▶ STATED GOAL A
Do these statements agree with the talk page below? (i) The article on the Corsican giant shrew had no picture. (ii) The shrew is thought to be related to watershrews. (iii) The edits added the Legendary birds category to the Ibong Adarna article in line with a recent consensus that the bird is a legend. For each, answer yes or no and quote the deciding words of the talk page.

▶ ARTICLE

⟨

I was looking at an edit to Corsica just now in which an editor added several extinct species. I clicked on the some of the links to read the articles. I saw that there was no picture for Corsican giant shrew, and I remembered that you have drawn many pictures of extinct animals, so I thought I'd tell you about this. Maybe you could find, or draw, a picture for this article. CorinneSD (talk) 19:15, 29 April 2014 (UTC)

  • goes digging for his pith helmet for reference hunting, and preps Yakkety Sax as theme music*--Mr Fink (talk) 20:19, 29 April 2014 (UTC)
I'm sorry, but I don't understand what you are conveying. I figure it's humor, but it escapes me. Are you making fun of the editor who added the names of the extinct animals, or are you jesting about yourself as you search for more information? I'm not familiar with that piece of music, either. I really wish I did understand the allusions. You're brilliant, talented, articulate, and kind, and I feel bad that I don't follow you. I thought you'd be interested in both this kind of edit and in the challenge of finding a suitable image for an extinct animal. CorinneSD (talk) 23:50, 29 April 2014 (UTC)
I'm jesting about as I hunt for more information on the animal, which is thought to be related to watershrews.--Mr Fink (talk) 01:28, 30 April 2014 (UTC)
O.K. Thanks. CorinneSD (talk) 21:53, 30 April 2014 (UTC)

Block-evading, IP-hopping vandal[edit]

I noticed that you warned editor (talk) for being a repeat vandal under different IPs. I suspect that he is also using (talk) to reapply his reversed edits. I've already undone two edits (first and second) by that IP, which are identical to the edit you reversed from the other IP.

These edits repeatedly apply the Legendary birds category to the Ibong Adarna article, in spite of the recent consensus that the bird is not a legend or myth. I'm concerned that this will become an ongoing back-and-forth with this vandal. Both IPs have a clear predilection for cryptozoology and anime, so I strongly suspect sockpuppetry in this case. Is this behavior actionable at this time, or should there be a more substantial ongoing pattern?

⟩

▶ EXCERPTED DATA
⟨

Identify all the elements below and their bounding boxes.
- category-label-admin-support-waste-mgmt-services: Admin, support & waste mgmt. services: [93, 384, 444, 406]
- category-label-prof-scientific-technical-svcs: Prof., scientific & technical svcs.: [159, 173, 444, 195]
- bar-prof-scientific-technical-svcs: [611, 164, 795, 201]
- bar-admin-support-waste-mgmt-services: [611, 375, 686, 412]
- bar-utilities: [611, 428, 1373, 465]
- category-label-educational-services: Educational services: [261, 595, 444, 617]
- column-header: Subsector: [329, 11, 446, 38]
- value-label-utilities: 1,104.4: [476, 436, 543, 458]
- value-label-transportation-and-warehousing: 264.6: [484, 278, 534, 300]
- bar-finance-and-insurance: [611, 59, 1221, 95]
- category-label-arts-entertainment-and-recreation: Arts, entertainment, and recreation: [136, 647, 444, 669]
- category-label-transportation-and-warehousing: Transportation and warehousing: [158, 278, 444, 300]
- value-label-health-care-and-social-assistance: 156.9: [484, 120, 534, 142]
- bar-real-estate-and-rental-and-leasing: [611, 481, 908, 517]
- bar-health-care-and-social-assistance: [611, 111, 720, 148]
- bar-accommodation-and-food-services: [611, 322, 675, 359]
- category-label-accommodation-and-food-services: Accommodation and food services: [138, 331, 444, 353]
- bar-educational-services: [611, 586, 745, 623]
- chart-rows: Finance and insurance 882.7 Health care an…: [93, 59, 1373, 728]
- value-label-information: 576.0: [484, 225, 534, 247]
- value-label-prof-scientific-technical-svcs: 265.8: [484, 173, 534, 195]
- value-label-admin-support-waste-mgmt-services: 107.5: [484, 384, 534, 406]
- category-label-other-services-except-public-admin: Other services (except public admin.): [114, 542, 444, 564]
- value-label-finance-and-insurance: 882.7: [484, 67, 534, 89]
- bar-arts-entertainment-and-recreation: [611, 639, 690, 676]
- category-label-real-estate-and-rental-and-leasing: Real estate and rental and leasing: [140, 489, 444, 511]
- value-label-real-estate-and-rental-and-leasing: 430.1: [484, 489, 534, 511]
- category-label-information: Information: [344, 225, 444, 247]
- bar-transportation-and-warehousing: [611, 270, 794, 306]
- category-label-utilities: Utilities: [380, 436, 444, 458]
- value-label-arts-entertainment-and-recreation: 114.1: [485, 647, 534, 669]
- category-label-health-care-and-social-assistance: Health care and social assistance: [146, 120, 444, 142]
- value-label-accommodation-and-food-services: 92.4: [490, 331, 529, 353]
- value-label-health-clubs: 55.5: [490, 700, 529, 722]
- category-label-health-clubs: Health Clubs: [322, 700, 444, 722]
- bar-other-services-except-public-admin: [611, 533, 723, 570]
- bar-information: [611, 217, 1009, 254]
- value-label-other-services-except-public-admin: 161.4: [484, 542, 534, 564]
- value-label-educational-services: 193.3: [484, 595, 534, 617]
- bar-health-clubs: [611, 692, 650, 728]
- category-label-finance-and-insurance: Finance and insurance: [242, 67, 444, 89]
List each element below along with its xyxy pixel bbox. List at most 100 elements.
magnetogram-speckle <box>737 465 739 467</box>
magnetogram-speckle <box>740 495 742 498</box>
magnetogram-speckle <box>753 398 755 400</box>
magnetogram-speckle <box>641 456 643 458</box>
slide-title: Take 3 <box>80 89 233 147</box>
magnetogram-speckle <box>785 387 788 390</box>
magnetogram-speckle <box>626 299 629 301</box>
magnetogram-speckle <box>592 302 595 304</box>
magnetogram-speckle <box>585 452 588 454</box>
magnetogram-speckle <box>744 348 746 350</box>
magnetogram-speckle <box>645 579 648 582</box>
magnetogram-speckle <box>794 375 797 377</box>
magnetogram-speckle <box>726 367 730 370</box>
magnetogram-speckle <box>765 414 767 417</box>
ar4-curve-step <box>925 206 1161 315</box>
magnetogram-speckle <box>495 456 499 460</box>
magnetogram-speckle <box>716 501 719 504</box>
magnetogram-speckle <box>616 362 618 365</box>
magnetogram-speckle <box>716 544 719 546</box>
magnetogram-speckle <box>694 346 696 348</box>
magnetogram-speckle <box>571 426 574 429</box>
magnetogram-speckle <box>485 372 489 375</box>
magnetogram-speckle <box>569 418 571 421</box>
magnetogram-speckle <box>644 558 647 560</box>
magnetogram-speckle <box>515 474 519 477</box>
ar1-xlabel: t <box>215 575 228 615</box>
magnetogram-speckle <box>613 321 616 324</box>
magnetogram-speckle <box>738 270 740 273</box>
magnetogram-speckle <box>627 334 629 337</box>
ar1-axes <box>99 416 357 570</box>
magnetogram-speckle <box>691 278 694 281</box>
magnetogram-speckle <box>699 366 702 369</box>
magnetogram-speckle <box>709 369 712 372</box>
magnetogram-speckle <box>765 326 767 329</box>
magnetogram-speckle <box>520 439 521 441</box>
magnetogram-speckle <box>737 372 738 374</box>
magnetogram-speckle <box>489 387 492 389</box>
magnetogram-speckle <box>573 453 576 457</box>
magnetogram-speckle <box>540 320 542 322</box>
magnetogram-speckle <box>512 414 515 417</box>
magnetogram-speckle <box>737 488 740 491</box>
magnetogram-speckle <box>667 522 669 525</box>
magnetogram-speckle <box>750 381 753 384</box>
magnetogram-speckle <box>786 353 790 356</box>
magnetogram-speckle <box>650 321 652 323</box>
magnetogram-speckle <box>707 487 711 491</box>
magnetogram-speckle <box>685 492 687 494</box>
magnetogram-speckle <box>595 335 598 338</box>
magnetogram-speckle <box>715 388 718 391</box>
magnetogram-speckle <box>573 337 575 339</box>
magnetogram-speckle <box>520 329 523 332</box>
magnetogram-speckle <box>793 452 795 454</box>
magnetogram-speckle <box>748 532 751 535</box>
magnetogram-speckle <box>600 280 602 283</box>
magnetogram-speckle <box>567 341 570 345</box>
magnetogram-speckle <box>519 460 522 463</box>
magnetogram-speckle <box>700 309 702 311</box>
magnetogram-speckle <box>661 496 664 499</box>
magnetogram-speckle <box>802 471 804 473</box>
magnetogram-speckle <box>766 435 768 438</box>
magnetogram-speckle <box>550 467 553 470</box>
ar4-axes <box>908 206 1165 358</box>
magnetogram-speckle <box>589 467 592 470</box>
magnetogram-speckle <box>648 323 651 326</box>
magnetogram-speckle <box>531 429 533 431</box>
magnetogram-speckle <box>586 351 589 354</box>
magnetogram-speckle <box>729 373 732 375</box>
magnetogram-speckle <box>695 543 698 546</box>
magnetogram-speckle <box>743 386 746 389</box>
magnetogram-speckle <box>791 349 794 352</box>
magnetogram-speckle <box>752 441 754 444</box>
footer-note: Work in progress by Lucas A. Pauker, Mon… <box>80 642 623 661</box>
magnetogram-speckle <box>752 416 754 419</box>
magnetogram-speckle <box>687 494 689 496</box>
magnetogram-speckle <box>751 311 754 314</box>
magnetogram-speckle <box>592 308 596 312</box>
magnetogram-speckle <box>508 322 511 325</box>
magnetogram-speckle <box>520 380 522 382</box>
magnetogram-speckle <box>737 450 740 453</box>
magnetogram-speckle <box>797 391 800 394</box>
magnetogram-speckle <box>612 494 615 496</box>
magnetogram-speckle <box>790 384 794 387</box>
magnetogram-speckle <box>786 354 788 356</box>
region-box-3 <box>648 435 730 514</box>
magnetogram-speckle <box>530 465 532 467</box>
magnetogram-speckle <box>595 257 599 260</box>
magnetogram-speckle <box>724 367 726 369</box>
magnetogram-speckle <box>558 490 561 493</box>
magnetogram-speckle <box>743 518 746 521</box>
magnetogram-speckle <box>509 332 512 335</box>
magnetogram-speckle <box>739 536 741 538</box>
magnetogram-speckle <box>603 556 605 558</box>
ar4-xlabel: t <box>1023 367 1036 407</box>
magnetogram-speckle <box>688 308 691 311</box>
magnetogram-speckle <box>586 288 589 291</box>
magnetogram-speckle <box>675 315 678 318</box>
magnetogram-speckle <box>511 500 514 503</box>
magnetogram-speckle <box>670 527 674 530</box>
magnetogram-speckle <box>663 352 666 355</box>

⟩

▶ STATED GOAL B
Copy the rows from the first one through the row that contains "384, 444, 406]", both included.

▶ RESULT A
(i) Yes: "I saw that there was no picture for Corsican giant shrew"
(ii) Yes: "which is thought to be related to watershrews"
(iii) No: "in spite of the recent consensus that the bird is not a legend or myth"

▶ RESULT B
Identify all the elements below and their bounding boxes.
- category-label-admin-support-waste-mgmt-services: Admin, support & waste mgmt. services: [93, 384, 444, 406]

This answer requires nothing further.